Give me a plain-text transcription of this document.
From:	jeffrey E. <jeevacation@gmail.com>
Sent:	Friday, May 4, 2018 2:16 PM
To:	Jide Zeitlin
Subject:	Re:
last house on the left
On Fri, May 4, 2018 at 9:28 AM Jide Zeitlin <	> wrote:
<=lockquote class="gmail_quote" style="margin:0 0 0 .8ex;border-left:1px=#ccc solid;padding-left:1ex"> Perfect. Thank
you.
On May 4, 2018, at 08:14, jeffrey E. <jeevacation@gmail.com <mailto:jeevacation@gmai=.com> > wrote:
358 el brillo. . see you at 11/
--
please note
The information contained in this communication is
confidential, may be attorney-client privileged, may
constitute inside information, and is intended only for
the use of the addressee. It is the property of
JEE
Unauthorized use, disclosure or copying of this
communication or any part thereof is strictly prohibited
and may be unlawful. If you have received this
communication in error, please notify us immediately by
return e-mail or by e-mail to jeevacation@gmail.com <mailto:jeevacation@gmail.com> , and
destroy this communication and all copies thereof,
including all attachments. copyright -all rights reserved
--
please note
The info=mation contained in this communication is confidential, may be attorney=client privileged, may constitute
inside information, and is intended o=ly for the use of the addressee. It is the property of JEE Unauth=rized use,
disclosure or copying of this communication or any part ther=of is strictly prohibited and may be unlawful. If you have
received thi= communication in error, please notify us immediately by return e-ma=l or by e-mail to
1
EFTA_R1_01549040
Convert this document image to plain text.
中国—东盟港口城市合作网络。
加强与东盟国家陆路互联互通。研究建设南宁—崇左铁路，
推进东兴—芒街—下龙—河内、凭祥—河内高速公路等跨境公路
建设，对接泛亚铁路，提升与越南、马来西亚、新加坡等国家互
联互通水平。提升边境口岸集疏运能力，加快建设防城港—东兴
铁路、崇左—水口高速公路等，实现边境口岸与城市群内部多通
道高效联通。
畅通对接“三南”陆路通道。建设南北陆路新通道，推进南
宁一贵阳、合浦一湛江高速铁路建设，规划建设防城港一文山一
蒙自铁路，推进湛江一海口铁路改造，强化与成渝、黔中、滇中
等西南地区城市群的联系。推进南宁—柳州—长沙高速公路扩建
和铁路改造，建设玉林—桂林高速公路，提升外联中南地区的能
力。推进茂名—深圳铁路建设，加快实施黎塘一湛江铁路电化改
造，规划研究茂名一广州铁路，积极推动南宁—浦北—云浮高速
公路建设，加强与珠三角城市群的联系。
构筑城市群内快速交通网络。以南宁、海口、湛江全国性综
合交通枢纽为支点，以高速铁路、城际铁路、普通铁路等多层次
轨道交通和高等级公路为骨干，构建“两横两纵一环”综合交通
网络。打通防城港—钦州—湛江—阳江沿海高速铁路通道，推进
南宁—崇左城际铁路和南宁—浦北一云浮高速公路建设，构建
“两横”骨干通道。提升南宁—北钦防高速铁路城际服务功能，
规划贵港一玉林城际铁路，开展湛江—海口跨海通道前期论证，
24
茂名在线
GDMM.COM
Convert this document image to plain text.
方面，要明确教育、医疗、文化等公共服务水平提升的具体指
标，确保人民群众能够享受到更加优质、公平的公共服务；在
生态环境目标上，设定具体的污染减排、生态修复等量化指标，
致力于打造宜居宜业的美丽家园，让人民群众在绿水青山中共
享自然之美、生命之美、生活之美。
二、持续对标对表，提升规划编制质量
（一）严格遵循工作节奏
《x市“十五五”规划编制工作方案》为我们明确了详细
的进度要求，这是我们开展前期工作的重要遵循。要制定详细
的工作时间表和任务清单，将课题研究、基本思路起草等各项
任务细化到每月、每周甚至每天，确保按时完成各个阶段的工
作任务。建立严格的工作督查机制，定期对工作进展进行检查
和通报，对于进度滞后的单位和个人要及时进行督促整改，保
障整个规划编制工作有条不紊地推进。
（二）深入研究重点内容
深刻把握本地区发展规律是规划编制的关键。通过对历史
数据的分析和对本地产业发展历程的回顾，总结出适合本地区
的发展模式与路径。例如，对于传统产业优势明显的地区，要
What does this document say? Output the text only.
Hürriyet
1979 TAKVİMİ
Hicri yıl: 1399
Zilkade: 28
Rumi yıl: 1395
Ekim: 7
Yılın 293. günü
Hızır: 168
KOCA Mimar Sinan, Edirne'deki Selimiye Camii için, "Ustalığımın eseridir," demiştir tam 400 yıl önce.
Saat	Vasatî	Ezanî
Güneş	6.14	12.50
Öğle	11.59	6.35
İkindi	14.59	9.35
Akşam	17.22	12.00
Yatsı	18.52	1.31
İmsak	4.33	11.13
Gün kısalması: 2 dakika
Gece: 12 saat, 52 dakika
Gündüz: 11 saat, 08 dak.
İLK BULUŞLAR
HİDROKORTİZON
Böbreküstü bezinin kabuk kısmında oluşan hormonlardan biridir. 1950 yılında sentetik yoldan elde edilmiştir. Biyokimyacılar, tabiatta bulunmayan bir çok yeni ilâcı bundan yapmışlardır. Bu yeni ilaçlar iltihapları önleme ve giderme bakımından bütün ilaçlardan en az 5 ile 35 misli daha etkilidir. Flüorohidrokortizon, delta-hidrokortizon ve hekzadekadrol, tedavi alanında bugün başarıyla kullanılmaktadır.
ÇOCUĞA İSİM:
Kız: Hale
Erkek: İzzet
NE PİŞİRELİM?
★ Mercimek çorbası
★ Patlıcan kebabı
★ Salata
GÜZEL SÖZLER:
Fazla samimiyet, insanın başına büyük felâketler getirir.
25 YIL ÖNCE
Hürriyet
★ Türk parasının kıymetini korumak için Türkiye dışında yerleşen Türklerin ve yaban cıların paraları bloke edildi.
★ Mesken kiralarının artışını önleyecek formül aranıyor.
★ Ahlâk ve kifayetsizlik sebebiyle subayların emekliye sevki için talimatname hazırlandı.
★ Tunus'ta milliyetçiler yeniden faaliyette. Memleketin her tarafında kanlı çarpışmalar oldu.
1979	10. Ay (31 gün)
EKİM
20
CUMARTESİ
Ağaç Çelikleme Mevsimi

WHAT THE TASK ASKS.
Identify the lines above with the word "received". Copy them.

RESPONSE TO THIS EXERCISE.
and may be unlawful. If you have received this
received thi= communication in error, please notify us immediately by return e-ma=l or by e-mail to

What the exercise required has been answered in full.